- _Text block_
━━━━━━
So, instead I decided to use the Bertom "Phantom Center" plugin for this operation. But how to extract lateral sources? While the phantom center is composed of fully correlated components, the "residue"—the non-correlated components is composed from a mix of lateral and "diffuse" sounds. So I came up with the following topology for extracting lateral sounds, which uses both the "Phantom Center" and Mid-Side approach:

The idea is that if we invert one of the channels, and process the result via the "Phantom Center", it will extract the anti-correlated, "diffuse" components. This way we can separate them from lateral components and end up with 3 sound "streams" that I have enumerated above. To illustrate the result, here is how this plugin setup separates a set of Dirac pulses which correspond to different source positions, based on their correlation:

If you want to refresh your understanding of interchannel correlation, please refer to my old post On Mid/Side Equalization. Of course, this decomposition only works correctly for amplitude-panned sources, because the correlation meter in the "Phantom Center" plugin uses zero-lag setting, however in practice this approach yields good results for stereo records.

Note that in the end I have settled on 98% setting for the "Phantom Center" to avoid sharp transitions between the streams.

So, from this preprocessor we have 3 pairs of outputs (the aforementioned 3 streams). Each pair is processed independently, and moreover, each channel of the pair has its own speaker-to-binaural processing path, which yields 4 channels, thus at the output we have 12 channels, each of them representing a certain component of the stereo field, as rendered via particular speaker, on the path to each ear. This gives us full control on how to mix these components for binaural playback and allows us to use both XTC and cross-feed at the same time, applied to proper kinds of acoustic sources. I have ended up with following mixing matrix in Reaper:

From left to right, the first 4 channels are the center: Left speaker to left ear, and to right ear, then right speaker to left and right ear. Then the next 4 channels are the lateral components, in the same order, and the last 4 channels are the ones representing "ambience".
━━━━━━
- _Data block_

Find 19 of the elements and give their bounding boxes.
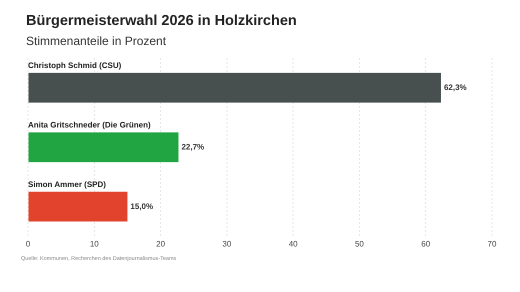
━━━━━━
- _Objectives_
[1] Do these statements agree with the text on stereo stream separation? For each, answer yes or no and quote the deciding words. (a) The phantom center consists of fully correlated components. (b) The final setting chosen for the plugin was 100%. (c) The decomposition works correctly for every kind of source.
[2] Carry the text on stereo stream separation forward from its last sentence.

- _Results of the exercise_
[1]
(a) Yes: "the phantom center is composed of fully correlated components"
(b) No: "I have settled on 98% setting"
(c) No: "this decomposition only works correctly for amplitude-panned sources"

[2]
As a bonus, I had realized that by defeating the effect of head shadowing for ambient components by boosting ipsi-lateral paths I can achieve even better externalization of the virtual sound scene. In my previous spatializer I had achieved the same effect by just boosting uncorrelated components.

I have made the final adjustments to the balances by listening to correlated and anti-correlated pink noise, making sure that they both sound centered. I ended up wondering why the required interchannel balance is not symmetric, and my hypothesis is that first, of course use of non-individual HRTFs may cause this, and the second reason may be due to not fully symmetric speakers setup in the room (see my earlier posts on LXdesktop). In future I will try to correct that by making a better speaker setup.

Fixing the Bass

Of course, as audiophiles we always enjoy rich and deep bass, and headphone makers usually try to add more bass to their headphones. As I and other people have found while comparing "raw" stereo sound to the sound of the binaural rendering, the latter was lacking bass noticeably. That seemed strange to me, considering that I have a good subwoofer and I never feel the lack of bass when listening to my LXdesktop setup.

Trying just to boost up the bass of the binaural renderer's output led to excessive on the head vibration of headphone drivers which was ruining the externalization effect. This needs to be done in some other way, I decided.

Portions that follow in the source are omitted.